TASK: Every entry must be repeated exactly. Exclude all pictures.

Stored dataset items:
━━━━

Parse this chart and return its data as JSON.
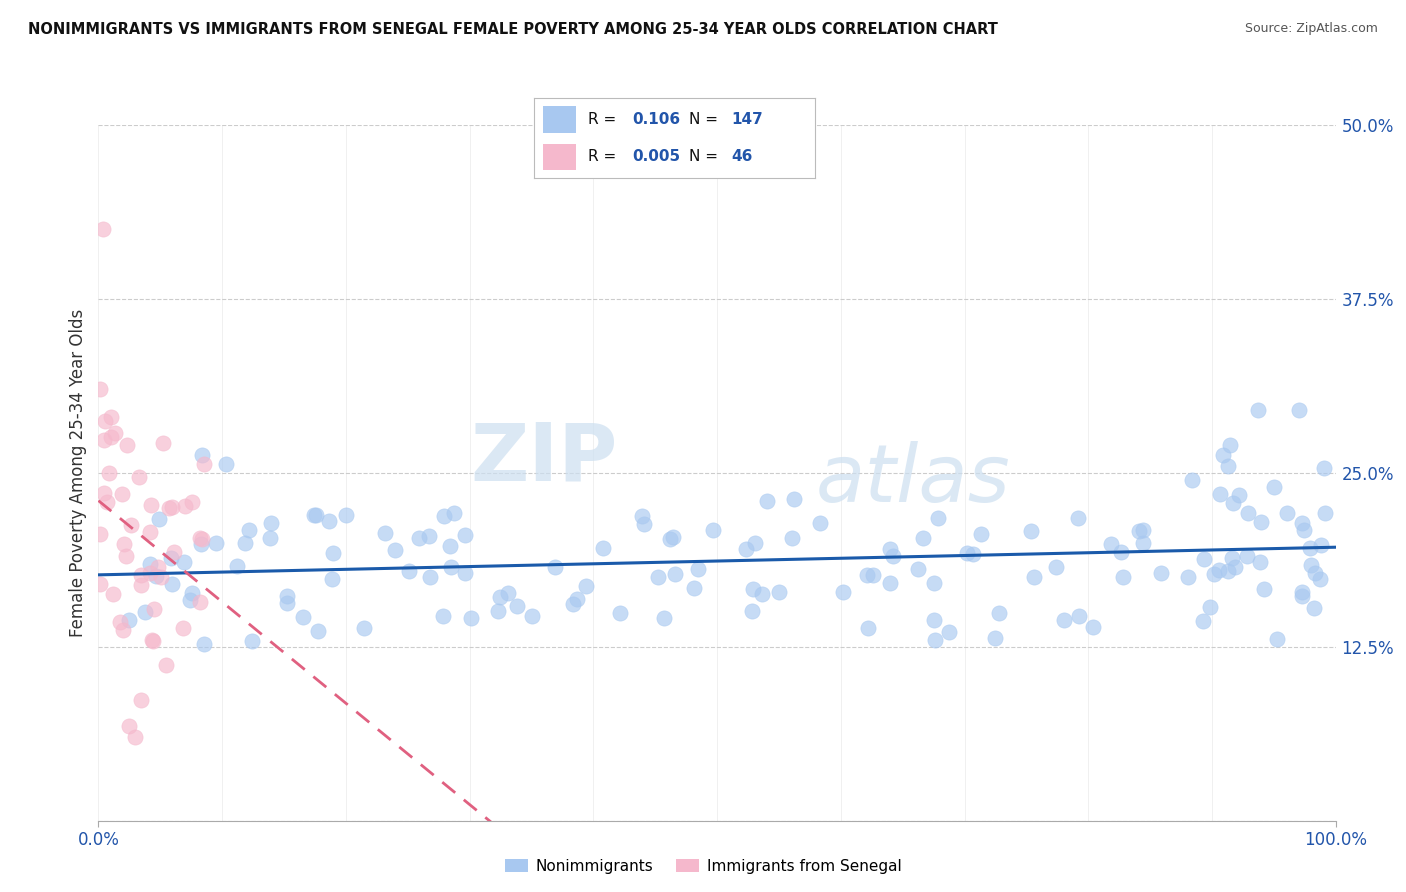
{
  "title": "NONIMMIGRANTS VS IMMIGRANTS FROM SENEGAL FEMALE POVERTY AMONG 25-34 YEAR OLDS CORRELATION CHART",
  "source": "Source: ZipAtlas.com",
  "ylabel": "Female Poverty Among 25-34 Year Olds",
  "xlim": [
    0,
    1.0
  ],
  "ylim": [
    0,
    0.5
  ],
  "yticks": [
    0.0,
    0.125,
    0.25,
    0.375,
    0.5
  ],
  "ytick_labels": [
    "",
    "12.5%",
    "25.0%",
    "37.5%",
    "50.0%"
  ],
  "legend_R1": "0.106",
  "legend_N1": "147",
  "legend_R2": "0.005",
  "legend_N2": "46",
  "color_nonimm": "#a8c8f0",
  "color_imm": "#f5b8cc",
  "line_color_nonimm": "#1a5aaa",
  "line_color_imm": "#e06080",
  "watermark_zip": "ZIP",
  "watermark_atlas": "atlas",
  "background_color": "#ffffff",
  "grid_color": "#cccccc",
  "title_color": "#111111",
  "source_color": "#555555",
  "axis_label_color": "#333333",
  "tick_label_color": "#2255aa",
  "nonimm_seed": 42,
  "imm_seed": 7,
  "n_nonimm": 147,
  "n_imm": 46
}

━━━━

CORRECT RESPONSE:
Parse this chart and return its data as JSON.
{
  "title": "NONIMMIGRANTS VS IMMIGRANTS FROM SENEGAL FEMALE POVERTY AMONG 25-34 YEAR OLDS CORRELATION CHART",
  "source": "Source: ZipAtlas.com",
  "ylabel": "Female Poverty Among 25-34 Year Olds",
  "xlim": [
    0,
    1.0
  ],
  "ylim": [
    0,
    0.5
  ],
  "yticks": [
    0.0,
    0.125,
    0.25,
    0.375,
    0.5
  ],
  "ytick_labels": [
    "",
    "12.5%",
    "25.0%",
    "37.5%",
    "50.0%"
  ],
  "legend_R1": "0.106",
  "legend_N1": "147",
  "legend_R2": "0.005",
  "legend_N2": "46",
  "color_nonimm": "#a8c8f0",
  "color_imm": "#f5b8cc",
  "line_color_nonimm": "#1a5aaa",
  "line_color_imm": "#e06080",
  "watermark_zip": "ZIP",
  "watermark_atlas": "atlas",
  "background_color": "#ffffff",
  "grid_color": "#cccccc",
  "title_color": "#111111",
  "source_color": "#555555",
  "axis_label_color": "#333333",
  "tick_label_color": "#2255aa",
  "nonimm_seed": 42,
  "imm_seed": 7,
  "n_nonimm": 147,
  "n_imm": 46
}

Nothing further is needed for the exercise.